— Begin Material —

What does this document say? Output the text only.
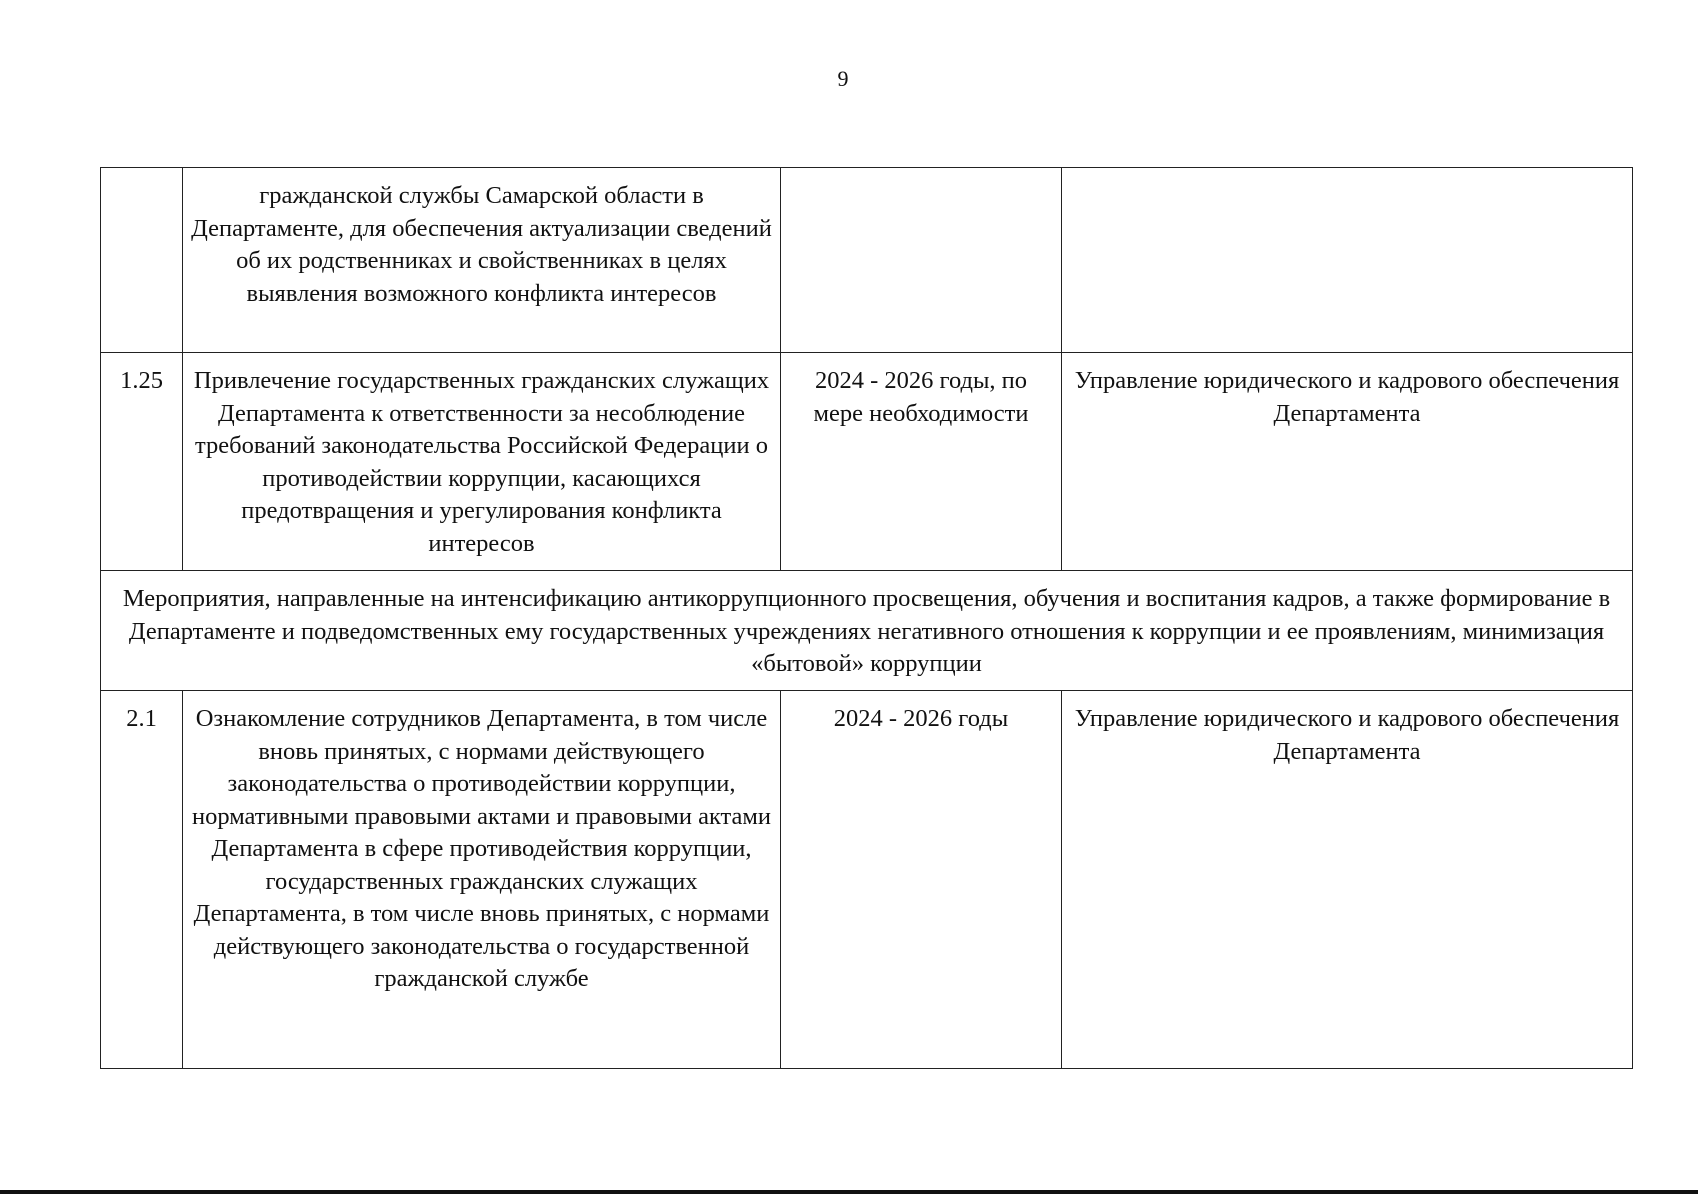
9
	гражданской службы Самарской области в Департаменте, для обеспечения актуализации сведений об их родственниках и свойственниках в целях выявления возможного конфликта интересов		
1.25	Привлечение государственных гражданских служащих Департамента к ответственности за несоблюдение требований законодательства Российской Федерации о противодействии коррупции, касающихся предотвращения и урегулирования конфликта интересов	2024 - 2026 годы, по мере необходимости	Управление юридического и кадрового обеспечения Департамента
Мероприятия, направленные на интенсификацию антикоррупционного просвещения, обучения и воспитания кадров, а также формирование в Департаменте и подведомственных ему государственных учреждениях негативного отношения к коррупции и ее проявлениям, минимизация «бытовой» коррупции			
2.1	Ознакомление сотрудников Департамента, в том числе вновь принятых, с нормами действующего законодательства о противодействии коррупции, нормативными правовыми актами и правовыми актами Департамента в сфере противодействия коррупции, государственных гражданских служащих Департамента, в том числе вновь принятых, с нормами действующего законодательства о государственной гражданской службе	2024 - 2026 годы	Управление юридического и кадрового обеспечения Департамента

— End Material —
— Begin Material —

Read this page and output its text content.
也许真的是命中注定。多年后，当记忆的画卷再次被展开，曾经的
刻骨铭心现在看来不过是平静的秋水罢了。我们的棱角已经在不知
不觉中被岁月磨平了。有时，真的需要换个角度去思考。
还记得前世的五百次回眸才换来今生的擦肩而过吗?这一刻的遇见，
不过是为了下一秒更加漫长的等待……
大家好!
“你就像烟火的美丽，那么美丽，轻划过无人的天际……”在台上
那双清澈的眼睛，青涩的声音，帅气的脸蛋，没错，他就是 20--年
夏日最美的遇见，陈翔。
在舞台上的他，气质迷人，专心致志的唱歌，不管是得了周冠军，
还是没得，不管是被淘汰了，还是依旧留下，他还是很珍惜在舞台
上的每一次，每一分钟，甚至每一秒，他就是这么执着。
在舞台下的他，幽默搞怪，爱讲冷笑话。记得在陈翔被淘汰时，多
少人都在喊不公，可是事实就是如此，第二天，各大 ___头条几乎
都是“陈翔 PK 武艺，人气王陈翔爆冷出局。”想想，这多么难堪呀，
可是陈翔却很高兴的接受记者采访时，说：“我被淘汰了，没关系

— End Material —
— Begin Material —

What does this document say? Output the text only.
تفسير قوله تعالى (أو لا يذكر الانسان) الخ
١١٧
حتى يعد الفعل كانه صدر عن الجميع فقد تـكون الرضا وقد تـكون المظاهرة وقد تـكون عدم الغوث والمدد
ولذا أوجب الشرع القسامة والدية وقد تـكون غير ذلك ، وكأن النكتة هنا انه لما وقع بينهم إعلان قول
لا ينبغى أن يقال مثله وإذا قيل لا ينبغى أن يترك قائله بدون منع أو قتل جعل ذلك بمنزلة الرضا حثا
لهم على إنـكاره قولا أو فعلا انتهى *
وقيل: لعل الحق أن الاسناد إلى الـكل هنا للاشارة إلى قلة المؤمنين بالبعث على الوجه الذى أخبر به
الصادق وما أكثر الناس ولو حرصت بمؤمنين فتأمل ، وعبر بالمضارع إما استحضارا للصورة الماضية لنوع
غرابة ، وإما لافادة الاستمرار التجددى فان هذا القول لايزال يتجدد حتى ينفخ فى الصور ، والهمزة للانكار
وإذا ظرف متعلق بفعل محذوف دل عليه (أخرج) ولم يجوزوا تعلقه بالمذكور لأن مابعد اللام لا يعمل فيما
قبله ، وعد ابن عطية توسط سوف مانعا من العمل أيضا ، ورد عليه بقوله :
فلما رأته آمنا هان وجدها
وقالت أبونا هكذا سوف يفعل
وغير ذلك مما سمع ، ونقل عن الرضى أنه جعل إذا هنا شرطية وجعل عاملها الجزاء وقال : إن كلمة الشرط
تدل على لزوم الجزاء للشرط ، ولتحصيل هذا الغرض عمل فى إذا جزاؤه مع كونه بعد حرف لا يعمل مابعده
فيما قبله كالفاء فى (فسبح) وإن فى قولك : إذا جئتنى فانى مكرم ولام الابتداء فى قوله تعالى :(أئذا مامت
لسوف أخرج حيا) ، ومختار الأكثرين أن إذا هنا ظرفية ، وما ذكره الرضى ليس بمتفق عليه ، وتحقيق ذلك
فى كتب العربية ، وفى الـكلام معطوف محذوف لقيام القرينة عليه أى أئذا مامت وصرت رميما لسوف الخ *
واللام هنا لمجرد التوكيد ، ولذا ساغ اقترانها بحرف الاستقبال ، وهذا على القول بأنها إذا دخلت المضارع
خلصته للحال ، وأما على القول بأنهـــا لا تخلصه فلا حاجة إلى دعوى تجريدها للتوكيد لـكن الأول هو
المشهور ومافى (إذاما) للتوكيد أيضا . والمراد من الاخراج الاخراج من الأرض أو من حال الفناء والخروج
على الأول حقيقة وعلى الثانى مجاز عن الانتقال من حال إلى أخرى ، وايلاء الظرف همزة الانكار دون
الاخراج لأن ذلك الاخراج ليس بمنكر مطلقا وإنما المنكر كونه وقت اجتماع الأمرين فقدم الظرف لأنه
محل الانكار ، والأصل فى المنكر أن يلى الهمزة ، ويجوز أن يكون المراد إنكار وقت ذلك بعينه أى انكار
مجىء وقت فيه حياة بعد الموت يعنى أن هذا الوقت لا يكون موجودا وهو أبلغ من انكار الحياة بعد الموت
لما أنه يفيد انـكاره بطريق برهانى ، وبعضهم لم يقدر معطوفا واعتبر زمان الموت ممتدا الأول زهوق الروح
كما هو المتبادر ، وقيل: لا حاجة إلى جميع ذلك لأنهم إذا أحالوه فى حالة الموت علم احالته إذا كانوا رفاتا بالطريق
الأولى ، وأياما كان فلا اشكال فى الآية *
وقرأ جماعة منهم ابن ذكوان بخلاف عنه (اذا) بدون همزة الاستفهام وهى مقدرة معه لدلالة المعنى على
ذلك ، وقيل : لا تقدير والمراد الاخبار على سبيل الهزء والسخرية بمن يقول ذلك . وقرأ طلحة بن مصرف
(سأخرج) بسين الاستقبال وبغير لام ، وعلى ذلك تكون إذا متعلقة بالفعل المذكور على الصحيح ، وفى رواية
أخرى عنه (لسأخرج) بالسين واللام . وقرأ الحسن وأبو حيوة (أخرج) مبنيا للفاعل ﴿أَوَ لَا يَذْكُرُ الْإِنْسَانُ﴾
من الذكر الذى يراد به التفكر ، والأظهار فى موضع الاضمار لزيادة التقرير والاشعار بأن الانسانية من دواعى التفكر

— End Material —

== Problem description ==
Report how many lines above hold the string "Управление", giving nothing but the number.

== Exercise answer ==
2